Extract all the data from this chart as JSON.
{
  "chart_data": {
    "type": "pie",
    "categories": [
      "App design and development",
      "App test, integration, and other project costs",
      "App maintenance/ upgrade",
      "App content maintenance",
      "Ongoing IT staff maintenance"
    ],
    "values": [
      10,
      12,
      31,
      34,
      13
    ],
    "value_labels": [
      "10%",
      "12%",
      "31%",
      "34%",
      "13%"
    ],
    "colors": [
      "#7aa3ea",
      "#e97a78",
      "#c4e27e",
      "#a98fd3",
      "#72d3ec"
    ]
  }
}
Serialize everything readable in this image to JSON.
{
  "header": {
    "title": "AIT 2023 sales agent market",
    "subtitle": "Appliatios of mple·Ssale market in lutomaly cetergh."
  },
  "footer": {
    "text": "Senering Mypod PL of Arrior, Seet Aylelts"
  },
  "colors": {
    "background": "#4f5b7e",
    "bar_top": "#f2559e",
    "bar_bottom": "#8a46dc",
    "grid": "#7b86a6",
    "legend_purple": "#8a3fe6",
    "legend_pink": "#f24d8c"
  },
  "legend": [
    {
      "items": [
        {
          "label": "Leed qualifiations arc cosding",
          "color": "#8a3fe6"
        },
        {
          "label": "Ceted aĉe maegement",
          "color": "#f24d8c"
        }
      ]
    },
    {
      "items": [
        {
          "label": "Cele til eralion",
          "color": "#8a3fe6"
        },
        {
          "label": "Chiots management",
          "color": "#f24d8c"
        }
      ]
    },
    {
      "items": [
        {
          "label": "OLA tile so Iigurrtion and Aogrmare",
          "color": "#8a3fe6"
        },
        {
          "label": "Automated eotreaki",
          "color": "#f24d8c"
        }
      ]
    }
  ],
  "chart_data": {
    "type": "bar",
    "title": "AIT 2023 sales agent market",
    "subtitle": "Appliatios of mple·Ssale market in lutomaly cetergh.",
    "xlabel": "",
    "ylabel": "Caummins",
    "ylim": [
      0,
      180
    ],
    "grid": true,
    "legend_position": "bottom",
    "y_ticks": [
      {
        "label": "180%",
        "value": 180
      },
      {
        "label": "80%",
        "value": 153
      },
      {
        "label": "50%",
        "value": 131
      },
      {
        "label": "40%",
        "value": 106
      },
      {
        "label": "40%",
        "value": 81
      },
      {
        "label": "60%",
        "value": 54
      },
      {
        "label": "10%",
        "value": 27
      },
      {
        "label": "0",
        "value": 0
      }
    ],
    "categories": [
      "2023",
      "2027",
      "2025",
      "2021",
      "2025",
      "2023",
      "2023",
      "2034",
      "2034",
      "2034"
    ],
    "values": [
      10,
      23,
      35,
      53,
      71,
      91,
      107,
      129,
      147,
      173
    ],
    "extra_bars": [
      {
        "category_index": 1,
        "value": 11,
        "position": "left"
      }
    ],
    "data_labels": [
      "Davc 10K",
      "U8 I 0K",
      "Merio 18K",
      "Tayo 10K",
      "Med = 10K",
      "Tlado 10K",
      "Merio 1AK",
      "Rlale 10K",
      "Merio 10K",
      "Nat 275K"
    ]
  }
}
────────────────
All of the lines above must be returned exactly.

# Result of this exercise
Extract all the data from this chart as JSON.
{
  "chart_data": {
    "type": "pie",
    "categories": [
      "App design and development",
      "App test, integration, and other project costs",
      "App maintenance/ upgrade",
      "App content maintenance",
      "Ongoing IT staff maintenance"
    ],
    "values": [
      10,
      12,
      31,
      34,
      13
    ],
    "value_labels": [
      "10%",
      "12%",
      "31%",
      "34%",
      "13%"
    ],
    "colors": [
      "#7aa3ea",
      "#e97a78",
      "#c4e27e",
      "#a98fd3",
      "#72d3ec"
    ]
  }
}
Serialize everything readable in this image to JSON.
{
  "header": {
    "title": "AIT 2023 sales agent market",
    "subtitle": "Appliatios of mple·Ssale market in lutomaly cetergh."
  },
  "footer": {
    "text": "Senering Mypod PL of Arrior, Seet Aylelts"
  },
  "colors": {
    "background": "#4f5b7e",
    "bar_top": "#f2559e",
    "bar_bottom": "#8a46dc",
    "grid": "#7b86a6",
    "legend_purple": "#8a3fe6",
    "legend_pink": "#f24d8c"
  },
  "legend": [
    {
      "items": [
        {
          "label": "Leed qualifiations arc cosding",
          "color": "#8a3fe6"
        },
        {
          "label": "Ceted aĉe maegement",
          "color": "#f24d8c"
        }
      ]
    },
    {
      "items": [
        {
          "label": "Cele til eralion",
          "color": "#8a3fe6"
        },
        {
          "label": "Chiots management",
          "color": "#f24d8c"
        }
      ]
    },
    {
      "items": [
        {
          "label": "OLA tile so Iigurrtion and Aogrmare",
          "color": "#8a3fe6"
        },
        {
          "label": "Automated eotreaki",
          "color": "#f24d8c"
        }
      ]
    }
  ],
  "chart_data": {
    "type": "bar",
    "title": "AIT 2023 sales agent market",
    "subtitle": "Appliatios of mple·Ssale market in lutomaly cetergh.",
    "xlabel": "",
    "ylabel": "Caummins",
    "ylim": [
      0,
      180
    ],
    "grid": true,
    "legend_position": "bottom",
    "y_ticks": [
      {
        "label": "180%",
        "value": 180
      },
      {
        "label": "80%",
        "value": 153
      },
      {
        "label": "50%",
        "value": 131
      },
      {
        "label": "40%",
        "value": 106
      },
      {
        "label": "40%",
        "value": 81
      },
      {
        "label": "60%",
        "value": 54
      },
      {
        "label": "10%",
        "value": 27
      },
      {
        "label": "0",
        "value": 0
      }
    ],
    "categories": [
      "2023",
      "2027",
      "2025",
      "2021",
      "2025",
      "2023",
      "2023",
      "2034",
      "2034",
      "2034"
    ],
    "values": [
      10,
      23,
      35,
      53,
      71,
      91,
      107,
      129,
      147,
      173
    ],
    "extra_bars": [
      {
        "category_index": 1,
        "value": 11,
        "position": "left"
      }
    ],
    "data_labels": [
      "Davc 10K",
      "U8 I 0K",
      "Merio 18K",
      "Tayo 10K",
      "Med = 10K",
      "Tlado 10K",
      "Merio 1AK",
      "Rlale 10K",
      "Merio 10K",
      "Nat 275K"
    ]
  }
}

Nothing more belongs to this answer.